__Set task__
Reproduce the material word for word; the images stay out.

__Dataset records__
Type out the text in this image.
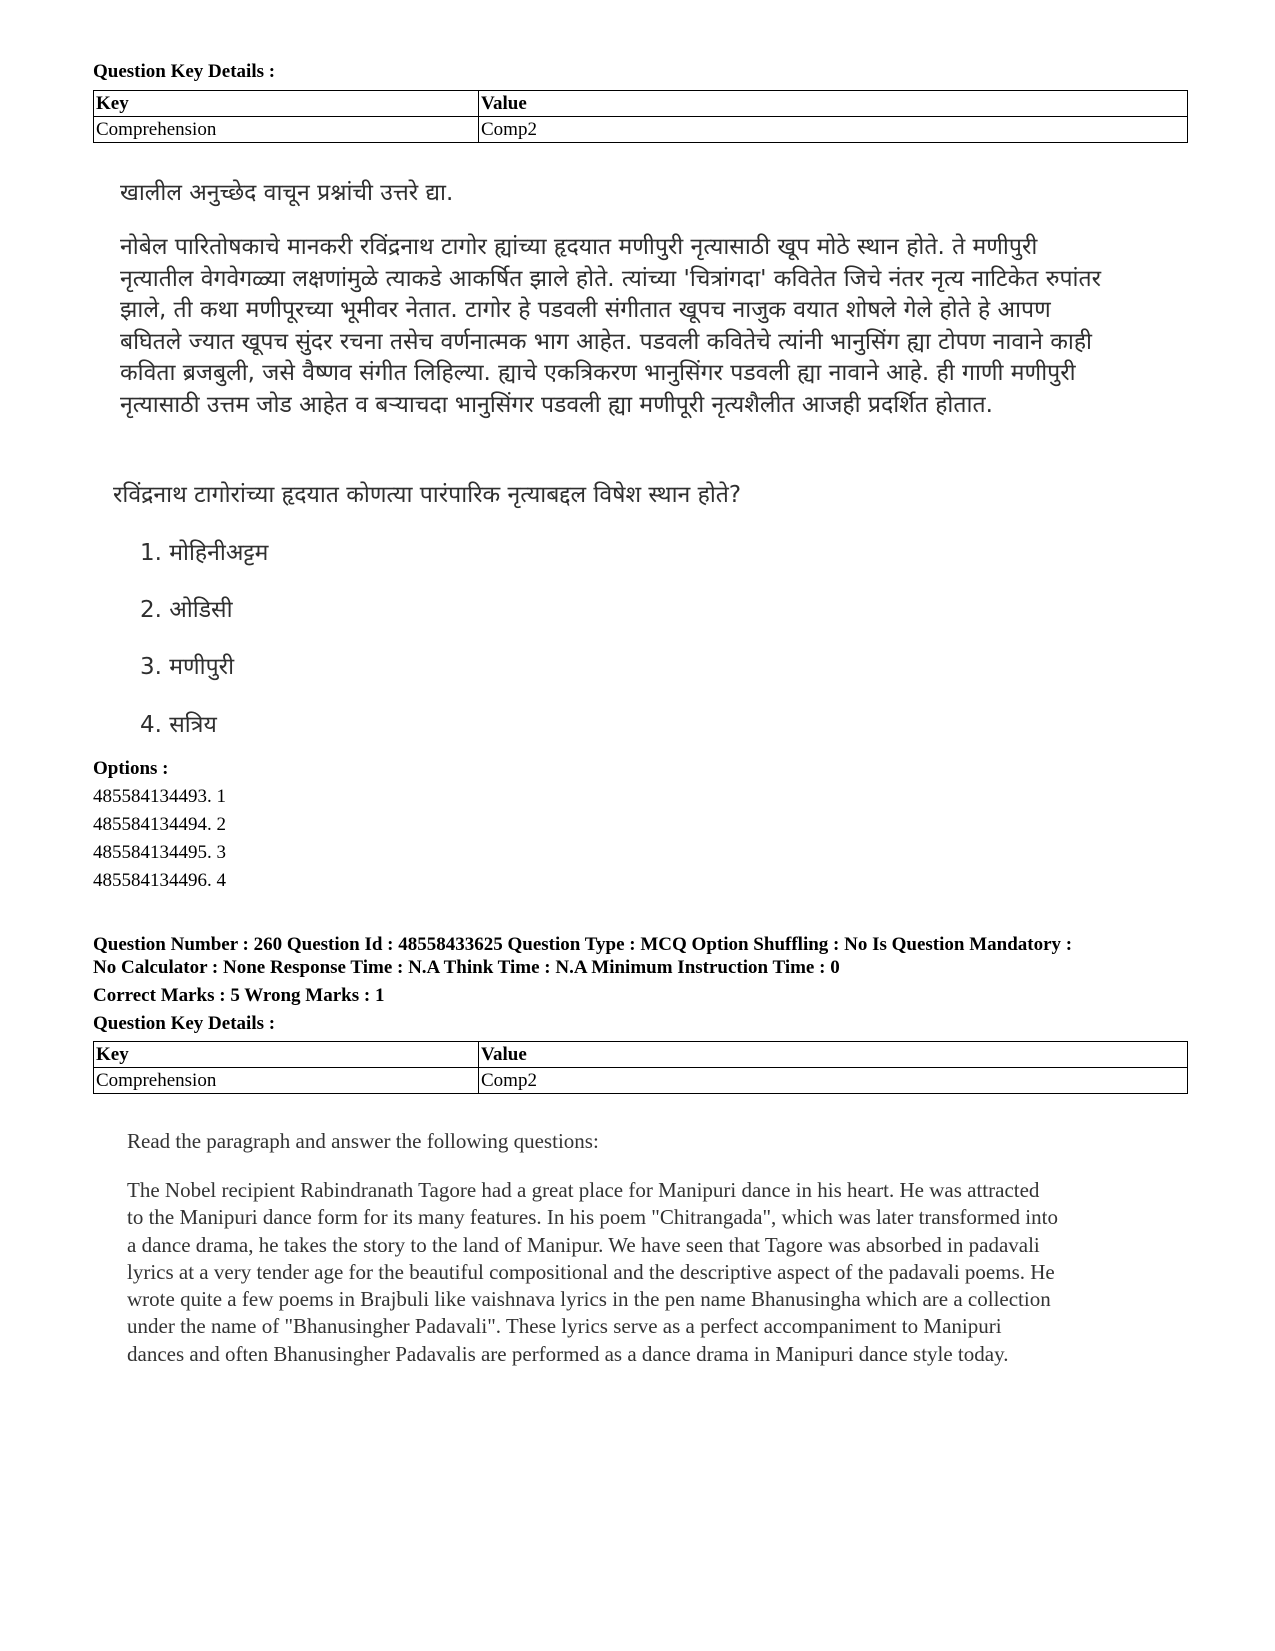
Question Key Details :
Key	Value
Comprehension	Comp2
खालील अनुच्छेद वाचून प्रश्नांची उत्तरे द्या.
नोबेल पारितोषकाचे मानकरी रविंद्रनाथ टागोर ह्यांच्या हृदयात मणीपुरी नृत्यासाठी खूप मोठे स्थान होते. ते मणीपुरी
नृत्यातील वेगवेगळ्या लक्षणांमुळे त्याकडे आकर्षित झाले होते. त्यांच्या 'चित्रांगदा' कवितेत जिचे नंतर नृत्य नाटिकेत रुपांतर
झाले, ती कथा मणीपूरच्या भूमीवर नेतात. टागोर हे पडवली संगीतात खूपच नाजुक वयात शोषले गेले होते हे आपण
बघितले ज्यात खूपच सुंदर रचना तसेच वर्णनात्मक भाग आहेत. पडवली कवितेचे त्यांनी भानुसिंग ह्या टोपण नावाने काही
कविता ब्रजबुली, जसे वैष्णव संगीत लिहिल्या. ह्याचे एकत्रिकरण भानुसिंगर पडवली ह्या नावाने आहे. ही गाणी मणीपुरी
नृत्यासाठी उत्तम जोड आहेत व बऱ्याचदा भानुसिंगर पडवली ह्या मणीपूरी नृत्यशैलीत आजही प्रदर्शित होतात.
रविंद्रनाथ टागोरांच्या हृदयात कोणत्या पारंपारिक नृत्याबद्दल विषेश स्थान होते?
1. मोहिनीअट्टम
2. ओडिसी
3. मणीपुरी
4. सत्रिय
Options :
485584134493. 1
485584134494. 2
485584134495. 3
485584134496. 4
Question Number : 260 Question Id : 48558433625 Question Type : MCQ Option Shuffling : No Is Question Mandatory :
No Calculator : None Response Time : N.A Think Time : N.A Minimum Instruction Time : 0
Correct Marks : 5 Wrong Marks : 1
Question Key Details :
Key	Value
Comprehension	Comp2
Read the paragraph and answer the following questions:
The Nobel recipient Rabindranath Tagore had a great place for Manipuri dance in his heart. He was attracted
to the Manipuri dance form for its many features. In his poem "Chitrangada", which was later transformed into
a dance drama, he takes the story to the land of Manipur. We have seen that Tagore was absorbed in padavali
lyrics at a very tender age for the beautiful compositional and the descriptive aspect of the padavali poems. He
wrote quite a few poems in Brajbuli like vaishnava lyrics in the pen name Bhanusingha which are a collection
under the name of "Bhanusingher Padavali". These lyrics serve as a perfect accompaniment to Manipuri
dances and often Bhanusingher Padavalis are performed as a dance drama in Manipuri dance style today.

__Result of the exercise__
Type out the text in this image.
Question Key Details :
Key	Value
Comprehension	Comp2
खालील अनुच्छेद वाचून प्रश्नांची उत्तरे द्या.
नोबेल पारितोषकाचे मानकरी रविंद्रनाथ टागोर ह्यांच्या हृदयात मणीपुरी नृत्यासाठी खूप मोठे स्थान होते. ते मणीपुरी
नृत्यातील वेगवेगळ्या लक्षणांमुळे त्याकडे आकर्षित झाले होते. त्यांच्या 'चित्रांगदा' कवितेत जिचे नंतर नृत्य नाटिकेत रुपांतर
झाले, ती कथा मणीपूरच्या भूमीवर नेतात. टागोर हे पडवली संगीतात खूपच नाजुक वयात शोषले गेले होते हे आपण
बघितले ज्यात खूपच सुंदर रचना तसेच वर्णनात्मक भाग आहेत. पडवली कवितेचे त्यांनी भानुसिंग ह्या टोपण नावाने काही
कविता ब्रजबुली, जसे वैष्णव संगीत लिहिल्या. ह्याचे एकत्रिकरण भानुसिंगर पडवली ह्या नावाने आहे. ही गाणी मणीपुरी
नृत्यासाठी उत्तम जोड आहेत व बऱ्याचदा भानुसिंगर पडवली ह्या मणीपूरी नृत्यशैलीत आजही प्रदर्शित होतात.
रविंद्रनाथ टागोरांच्या हृदयात कोणत्या पारंपारिक नृत्याबद्दल विषेश स्थान होते?
1. मोहिनीअट्टम
2. ओडिसी
3. मणीपुरी
4. सत्रिय
Options :
485584134493. 1
485584134494. 2
485584134495. 3
485584134496. 4
Question Number : 260 Question Id : 48558433625 Question Type : MCQ Option Shuffling : No Is Question Mandatory :
No Calculator : None Response Time : N.A Think Time : N.A Minimum Instruction Time : 0
Correct Marks : 5 Wrong Marks : 1
Question Key Details :
Key	Value
Comprehension	Comp2
Read the paragraph and answer the following questions:
The Nobel recipient Rabindranath Tagore had a great place for Manipuri dance in his heart. He was attracted
to the Manipuri dance form for its many features. In his poem "Chitrangada", which was later transformed into
a dance drama, he takes the story to the land of Manipur. We have seen that Tagore was absorbed in padavali
lyrics at a very tender age for the beautiful compositional and the descriptive aspect of the padavali poems. He
wrote quite a few poems in Brajbuli like vaishnava lyrics in the pen name Bhanusingha which are a collection
under the name of "Bhanusingher Padavali". These lyrics serve as a perfect accompaniment to Manipuri
dances and often Bhanusingher Padavalis are performed as a dance drama in Manipuri dance style today.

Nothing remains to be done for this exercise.